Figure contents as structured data
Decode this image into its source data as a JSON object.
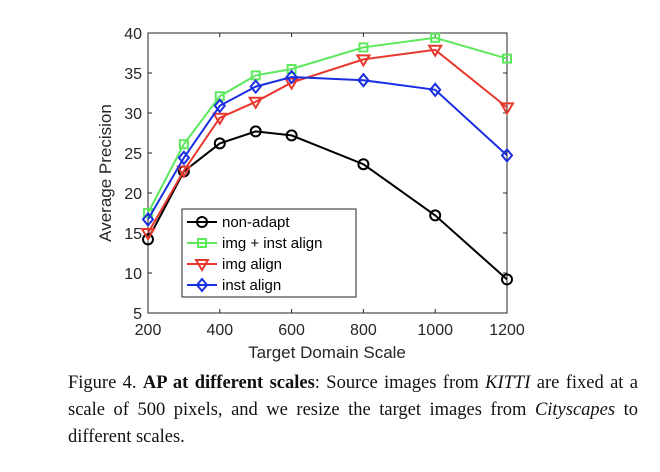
{
  "chart_data": {
    "type": "line",
    "title": "",
    "xlabel": "Target Domain Scale",
    "ylabel": "Average Precision",
    "xlim": [
      200,
      1200
    ],
    "ylim": [
      5,
      40
    ],
    "xticks": [
      200,
      400,
      600,
      800,
      1000,
      1200
    ],
    "yticks": [
      5,
      10,
      15,
      20,
      25,
      30,
      35,
      40
    ],
    "grid": false,
    "legend_position": "bottom-left",
    "x": [
      200,
      300,
      400,
      500,
      600,
      800,
      1000,
      1200
    ],
    "series": [
      {
        "name": "non-adapt",
        "color": "#000000",
        "marker": "circle",
        "values": [
          14.2,
          22.7,
          26.2,
          27.7,
          27.2,
          23.6,
          17.2,
          9.2
        ]
      },
      {
        "name": "img + inst align",
        "color": "#5ee85e",
        "marker": "square",
        "values": [
          17.5,
          26.1,
          32.1,
          34.7,
          35.5,
          38.2,
          39.4,
          36.8
        ]
      },
      {
        "name": "img align",
        "color": "#e8382e",
        "marker": "triangle-down",
        "values": [
          15.0,
          22.8,
          29.4,
          31.4,
          33.8,
          36.7,
          37.9,
          30.7
        ]
      },
      {
        "name": "inst align",
        "color": "#1a2fe0",
        "marker": "diamond",
        "values": [
          16.7,
          24.4,
          30.9,
          33.3,
          34.5,
          34.1,
          32.9,
          24.7
        ]
      }
    ]
  },
  "caption": {
    "label": "Figure 4.",
    "title": "AP at different scales",
    "text_1": ": Source images from ",
    "kitti": "KITTI",
    "text_2": " are fixed at a scale of 500 pixels, and we resize the target images from ",
    "cityscapes": "Cityscapes",
    "text_3": " to different scales."
  }
}
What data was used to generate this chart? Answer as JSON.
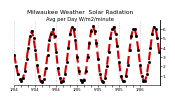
{
  "title": "Milwaukee Weather  Solar Radiation",
  "subtitle": "Avg per Day W/m2/minute",
  "title_fontsize": 4.2,
  "ylim": [
    0,
    7
  ],
  "yticks": [
    1,
    2,
    3,
    4,
    5,
    6
  ],
  "ylabel_fontsize": 3.2,
  "xlabel_fontsize": 2.8,
  "line_color": "#cc0000",
  "bg_color": "#ffffff",
  "grid_color": "#999999",
  "values": [
    3.2,
    2.1,
    1.2,
    0.7,
    0.5,
    0.8,
    1.5,
    2.8,
    4.0,
    5.2,
    5.8,
    5.0,
    3.8,
    2.2,
    1.0,
    0.4,
    0.3,
    0.7,
    1.8,
    3.2,
    4.8,
    5.5,
    6.0,
    5.2,
    3.5,
    1.8,
    0.8,
    0.3,
    0.5,
    1.2,
    2.5,
    4.0,
    5.5,
    6.2,
    6.0,
    4.8,
    3.0,
    1.5,
    0.6,
    0.3,
    0.6,
    1.5,
    3.0,
    4.5,
    5.8,
    6.3,
    5.8,
    4.5,
    2.8,
    1.2,
    0.5,
    0.3,
    0.8,
    2.0,
    3.5,
    5.0,
    6.0,
    6.2,
    5.5,
    4.2,
    2.5,
    1.0,
    0.5,
    0.4,
    1.0,
    2.2,
    3.8,
    5.2,
    6.0,
    6.0,
    5.2,
    3.8,
    2.2,
    1.0,
    0.5,
    0.5,
    1.2,
    2.5,
    4.0,
    5.5,
    6.2,
    6.0,
    5.0,
    3.5
  ],
  "grid_x_positions": [
    0,
    12,
    24,
    36,
    48,
    60,
    72
  ],
  "x_tick_labels": [
    "1/04",
    "5/04",
    "9/04",
    "1/05",
    "5/05",
    "9/05",
    "1/06",
    "5/06",
    "9/06",
    "1/07",
    "5/07",
    "9/07",
    "1/08",
    "5/08",
    "9/08",
    "1/09",
    "5/09",
    "9/09",
    "1/10"
  ],
  "x_tick_positions": [
    0,
    4,
    8,
    12,
    16,
    20,
    24,
    28,
    32,
    36,
    40,
    44,
    48,
    52,
    56,
    60,
    64,
    68,
    72
  ]
}
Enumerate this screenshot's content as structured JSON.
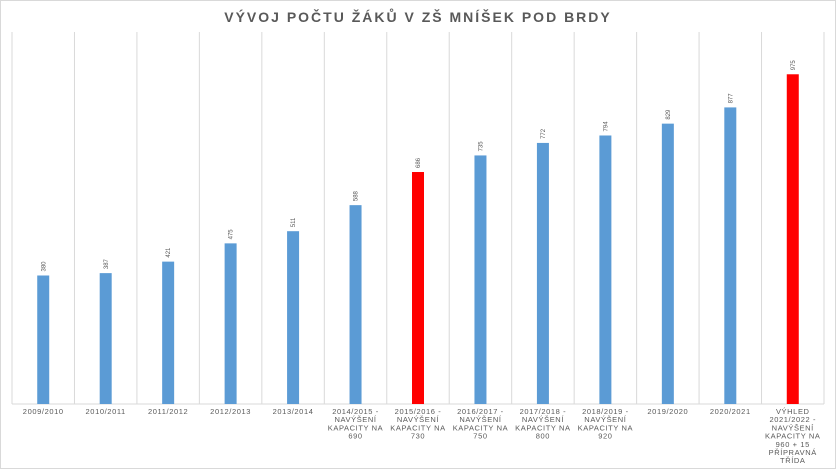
{
  "chart_data": {
    "type": "bar",
    "title": "VÝVOJ POČTU ŽÁKŮ V ZŠ MNÍŠEK POD BRDY",
    "xlabel": "",
    "ylabel": "",
    "ylim": [
      0,
      1100
    ],
    "grid": "vertical",
    "legend": "none",
    "categories": [
      [
        "2009/2010"
      ],
      [
        "2010/2011"
      ],
      [
        "2011/2012"
      ],
      [
        "2012/2013"
      ],
      [
        "2013/2014"
      ],
      [
        "2014/2015 -",
        "NAVÝŠENÍ",
        "KAPACITY NA",
        "690"
      ],
      [
        "2015/2016 -",
        "NAVÝŠENÍ",
        "KAPACITY NA",
        "730"
      ],
      [
        "2016/2017 -",
        "NAVÝŠENÍ",
        "KAPACITY NA",
        "750"
      ],
      [
        "2017/2018 -",
        "NAVÝŠENÍ",
        "KAPACITY NA",
        "800"
      ],
      [
        "2018/2019 -",
        "NAVÝŠENÍ",
        "KAPACITY NA",
        "920"
      ],
      [
        "2019/2020"
      ],
      [
        "2020/2021"
      ],
      [
        "VÝHLED",
        "2021/2022 -",
        "NAVÝŠENÍ",
        "KAPACITY NA",
        "960 + 15",
        "PŘÍPRAVNÁ",
        "TŘÍDA"
      ]
    ],
    "values": [
      380,
      387,
      421,
      475,
      511,
      588,
      686,
      735,
      772,
      794,
      829,
      877,
      975
    ],
    "data_labels": [
      "380",
      "387",
      "421",
      "475",
      "511",
      "588",
      "686",
      "735",
      "772",
      "794",
      "829",
      "877",
      "975"
    ],
    "bar_colors": [
      "#5b9bd5",
      "#5b9bd5",
      "#5b9bd5",
      "#5b9bd5",
      "#5b9bd5",
      "#5b9bd5",
      "#ff0000",
      "#5b9bd5",
      "#5b9bd5",
      "#5b9bd5",
      "#5b9bd5",
      "#5b9bd5",
      "#ff0000"
    ],
    "colors": {
      "default_bar": "#5b9bd5",
      "highlight_bar": "#ff0000",
      "gridline": "#d9d9d9",
      "text": "#595959"
    }
  }
}
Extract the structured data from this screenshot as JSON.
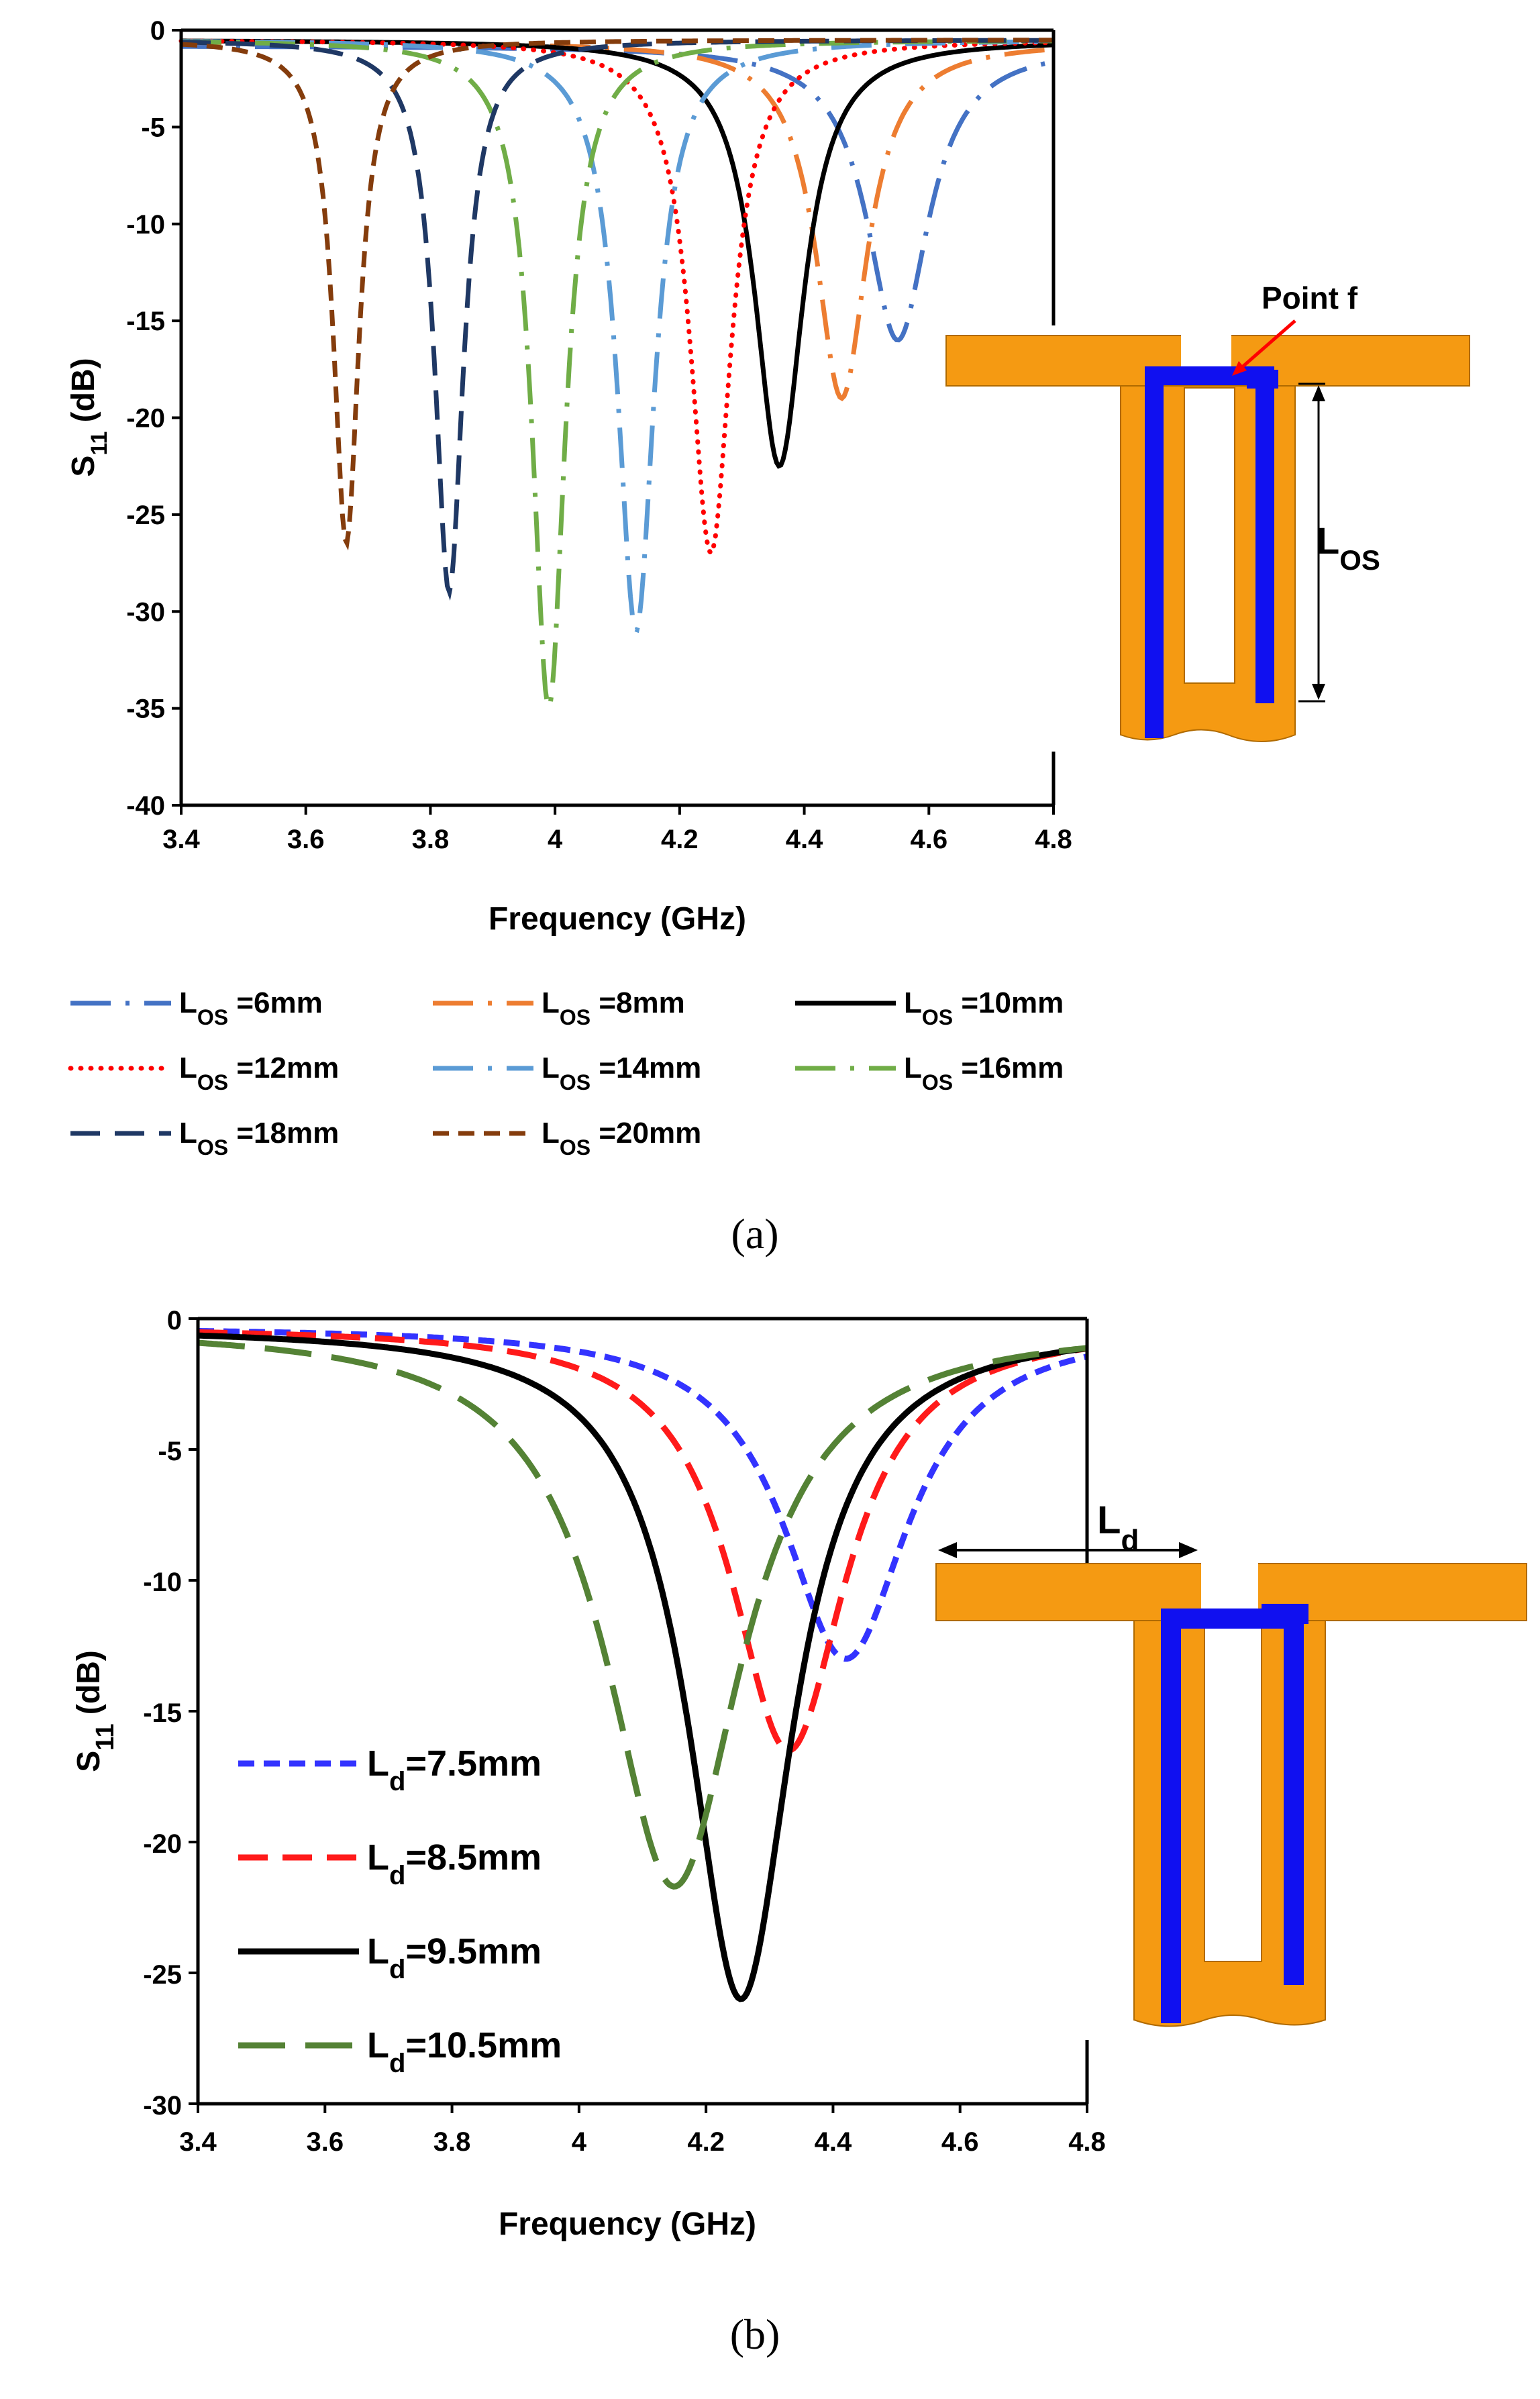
{
  "chart_data": [
    {
      "type": "line",
      "panel_label": "a",
      "xlabel": "Frequency (GHz)",
      "ylabel_main": "S",
      "ylabel_sub": "11",
      "ylabel_rest": " (dB)",
      "xlim": [
        3.4,
        4.8
      ],
      "ylim": [
        -40,
        0
      ],
      "x_ticks": [
        "3.4",
        "3.6",
        "3.8",
        "4",
        "4.2",
        "4.4",
        "4.6",
        "4.8"
      ],
      "y_ticks": [
        "0",
        "-5",
        "-10",
        "-15",
        "-20",
        "-25",
        "-30",
        "-35",
        "-40"
      ],
      "x_tick_values": [
        3.4,
        3.6,
        3.8,
        4.0,
        4.2,
        4.4,
        4.6,
        4.8
      ],
      "y_tick_values": [
        0,
        -5,
        -10,
        -15,
        -20,
        -25,
        -30,
        -35,
        -40
      ],
      "series": [
        {
          "name_main": "L",
          "name_sub": "OS",
          "name_rest": " =6mm",
          "color": "#4472C4",
          "dash": "longdashdot",
          "f0": 4.55,
          "depth": 16.0,
          "bw": 0.06,
          "base": -0.8
        },
        {
          "name_main": "L",
          "name_sub": "OS",
          "name_rest": " =8mm",
          "color": "#ED7D31",
          "dash": "longdashdot",
          "f0": 4.46,
          "depth": 19.0,
          "bw": 0.05,
          "base": -0.6
        },
        {
          "name_main": "L",
          "name_sub": "OS",
          "name_rest": " =10mm",
          "color": "#000000",
          "dash": "solid",
          "f0": 4.36,
          "depth": 22.5,
          "bw": 0.048,
          "base": -0.5
        },
        {
          "name_main": "L",
          "name_sub": "OS",
          "name_rest": " =12mm",
          "color": "#FF0000",
          "dash": "dot",
          "f0": 4.25,
          "depth": 27.0,
          "bw": 0.04,
          "base": -0.5
        },
        {
          "name_main": "L",
          "name_sub": "OS",
          "name_rest": " =14mm",
          "color": "#5B9BD5",
          "dash": "longdashdot",
          "f0": 4.13,
          "depth": 31.0,
          "bw": 0.036,
          "base": -0.5
        },
        {
          "name_main": "L",
          "name_sub": "OS",
          "name_rest": " =16mm",
          "color": "#70AD47",
          "dash": "longdashdot",
          "f0": 3.99,
          "depth": 35.0,
          "bw": 0.032,
          "base": -0.5
        },
        {
          "name_main": "L",
          "name_sub": "OS",
          "name_rest": " =18mm",
          "color": "#1F3864",
          "dash": "dash",
          "f0": 3.83,
          "depth": 29.0,
          "bw": 0.028,
          "base": -0.5
        },
        {
          "name_main": "L",
          "name_sub": "OS",
          "name_rest": " =20mm",
          "color": "#843C0C",
          "dash": "shortdash",
          "f0": 3.665,
          "depth": 26.5,
          "bw": 0.025,
          "base": -0.5
        }
      ]
    },
    {
      "type": "line",
      "panel_label": "b",
      "xlabel": "Frequency (GHz)",
      "ylabel_main": "S",
      "ylabel_sub": "11",
      "ylabel_rest": " (dB)",
      "xlim": [
        3.4,
        4.8
      ],
      "ylim": [
        -30,
        0
      ],
      "x_ticks": [
        "3.4",
        "3.6",
        "3.8",
        "4",
        "4.2",
        "4.4",
        "4.6",
        "4.8"
      ],
      "y_ticks": [
        "0",
        "-5",
        "-10",
        "-15",
        "-20",
        "-25",
        "-30"
      ],
      "x_tick_values": [
        3.4,
        3.6,
        3.8,
        4.0,
        4.2,
        4.4,
        4.6,
        4.8
      ],
      "y_tick_values": [
        0,
        -5,
        -10,
        -15,
        -20,
        -25,
        -30
      ],
      "series": [
        {
          "name_main": "L",
          "name_sub": "d",
          "name_rest": "=7.5mm",
          "color": "#3333FF",
          "dash": "shortdash",
          "f0": 4.42,
          "depth": 13.0,
          "bw": 0.12,
          "base": -0.3
        },
        {
          "name_main": "L",
          "name_sub": "d",
          "name_rest": "=8.5mm",
          "color": "#FF1A1A",
          "dash": "dash",
          "f0": 4.33,
          "depth": 16.5,
          "bw": 0.11,
          "base": -0.3
        },
        {
          "name_main": "L",
          "name_sub": "d",
          "name_rest": "=9.5mm",
          "color": "#000000",
          "dash": "solid",
          "f0": 4.255,
          "depth": 26.0,
          "bw": 0.1,
          "base": -0.3
        },
        {
          "name_main": "L",
          "name_sub": "d",
          "name_rest": "=10.5mm",
          "color": "#548235",
          "dash": "longdash",
          "f0": 4.15,
          "depth": 21.7,
          "bw": 0.13,
          "base": -0.3
        }
      ]
    }
  ],
  "inset_a": {
    "point_label": "Point f",
    "length_main": "L",
    "length_sub": "OS"
  },
  "inset_b": {
    "length_main": "L",
    "length_sub": "d"
  },
  "captions": {
    "a": "(a)",
    "b": "(b)"
  },
  "colors": {
    "patch": "#F59A12",
    "slot": "#1010F0",
    "arrow": "#FF0000"
  }
}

▸ **Directions for this task**
Search the records for the word "align" and copy every line where it occurs.

▸ **Complete output**
        "name": "img + inst align",
        "name": "img align",
        "name": "inst align",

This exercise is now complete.